▶ _Tarefas a cumprir_
**1)** Responda às perguntas abaixo com base no trecho sobre a Real Feitoria do Rincão do Canguçu.
(a) A quem D. Luis de Vasconcelos entregou o vice-reino?
(b) Em que período o Coronel José Ribeiro da Costa foi comandante militar interino do Rio Grande?
(c) Que outro nome tinha o Rincão de Canguçu?
**2)** Traduza para o inglês a seguinte frase do trecho sobre a Real Feitoria do Rincão do Canguçu: "Era tão grande o Rincão de Canguçu (ou do Correntes) que tinha igual extensão ao de Pelotas, a concluir-se desta referência, documental constante da citada REVISTA DO MUSEU E ARQUIVO PÚBLICO DO RGS:"
**3)** Dê seguimento ao trecho sobre a Real Feitoria do Rincão do Canguçu, começando logo depois da última frase apresentada.

▶ _Trecho do documento_
D. Luis de Vasconcelos vice rei do Brasil que mandou instalar a Real Feitoria do Rincão do Canguçu, a trasferiu para São Leopoldo atual, assim se referiu em relatório ao seu substituto o 2º Conde de Resende, 13º vice rei do Brasil, ao entregar-lhe o vice reino:
"Para o estabelecimento da Real Feitoria do Linhocâmnhamo foi escolhido um rincão denominado do Canguçu, de que se achava empossado um particular (refiria-se ao Capitão mór de Viamão Manoel Bento Rocha) com um daqueles títulos ilegítimos com os quais o Coronel Rafael Pinto Banedira se tem feito senhor de muitos outros terrenos, e logo vende como fez a este por dinheiro."
(8)Antes assim referiu ao Coronel José Ribeiro da Costa, comandante militar do Rio Grande, interino, de 1787-1801, que substituíra o Coronel Rafael Pinto Bandeira neste posto, após este teve de exercê-lo de 21 de janeiro de 1784 a maio de 1787, ocasião em que se tornou o primeiro rio-grandense a dirigir o Rio Grande.
"O lugar ou Rincão de Canguçu, em que está a ReaFeitoria é grande e de muitos bons paastos."
(9)Era tão grande o Rincão de Canguçu (ou do Correntes) que tinha igual extensão ao de Pelotas, a concluir-se desta referência, documental constante da citada REVISTA DO MUSEU E ARQUIVO PÚBLICO DO RGS:
(10)"O mesmo cap. mór (tratava-se de Manoel Bento Rocha) estando de posse de outro rincão denominado Correntes (depois chamado rincão do Canguçu) de igual extensão que o rincão de Pelotas, o fez despejar dele (do rincão de Correntes ou do Canguçu) o brigadeiro governador do Rio Grande (Sebastião Veiga Cabral da Câmara) atual, para nele acomodar casais vindos de Maldonado e outros que se achavam sem estabelecimento (deslocados da guerra 1763-77)."

▶ _Amostra de dados_
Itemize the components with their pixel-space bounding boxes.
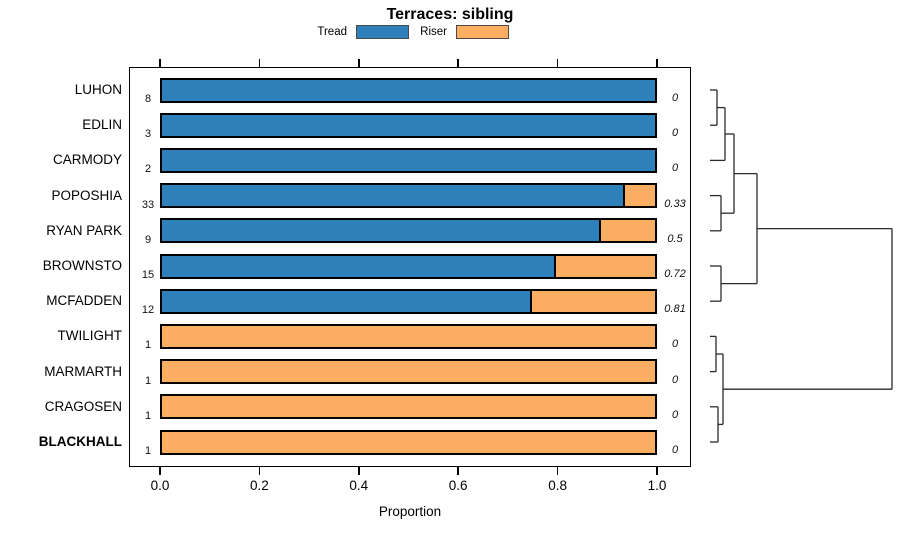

▶ _Respostas das tarefas_
**1)**
(a) Ao 2º Conde de Resende, 13º vice-rei do Brasil.
(b) De 1787 a 1801.
(c) Correntes (rincão de Correntes).

**2)** The Rincão de Canguçu (or Correntes) was so large that it had the same extent as that of Pelotas, as can be concluded from this documentary reference found in the aforementioned REVISTA DO MUSEU E ARQUIVO PÚBLICO DO RGS:

**3)**
Portamto o Rincão do Canguçu era pelo tamanho igual ao que pertencera ao Coronel Thomaz Luiz Osório e adquirido de sua viúva pelo Capitão mór de Viamão Manoel Bento Rocha. Sem dúvida, descrição que não se coaduna com um rincão na primitiva Ilha de Canguçu e atual Feitoria, para uns uma restinga, para outros um arquipélago de três ilhas e para outros uma só ilha o que ficaria evidente nas secas.
O porto da Real Feitoria do Linhocânhamo era no arroio Correntes a margem esquerda e próximo de sua foz, o que fica evidente nesta carta do vice rei D. Luiz de Vasconcelos ao comandante e governar militar do Rio Grande Coronel José Ribeiro da Costa, ao instruí-lo do modo de como transferir o pessoal e material da Real Feitoria de Canguçu para São Leopoldo:
"Do Rincão do Canguçu se pode transportar tudo embarcado a Porto Alegre, fazendo-se as conduções (transportes) do porto que serve a mesma feitoria (Real Feitoria) no arroio Correntes em pequenos barcos e canoas grandes até a qualquer barco que receba os efeitos (produção), sements, escravatura (ecravos) e o mais que se deve mudar. Referido barco deverá estar no canal por onde se atravessa quando da Real Feitoria se conduz alguma coisa para Rio Grande."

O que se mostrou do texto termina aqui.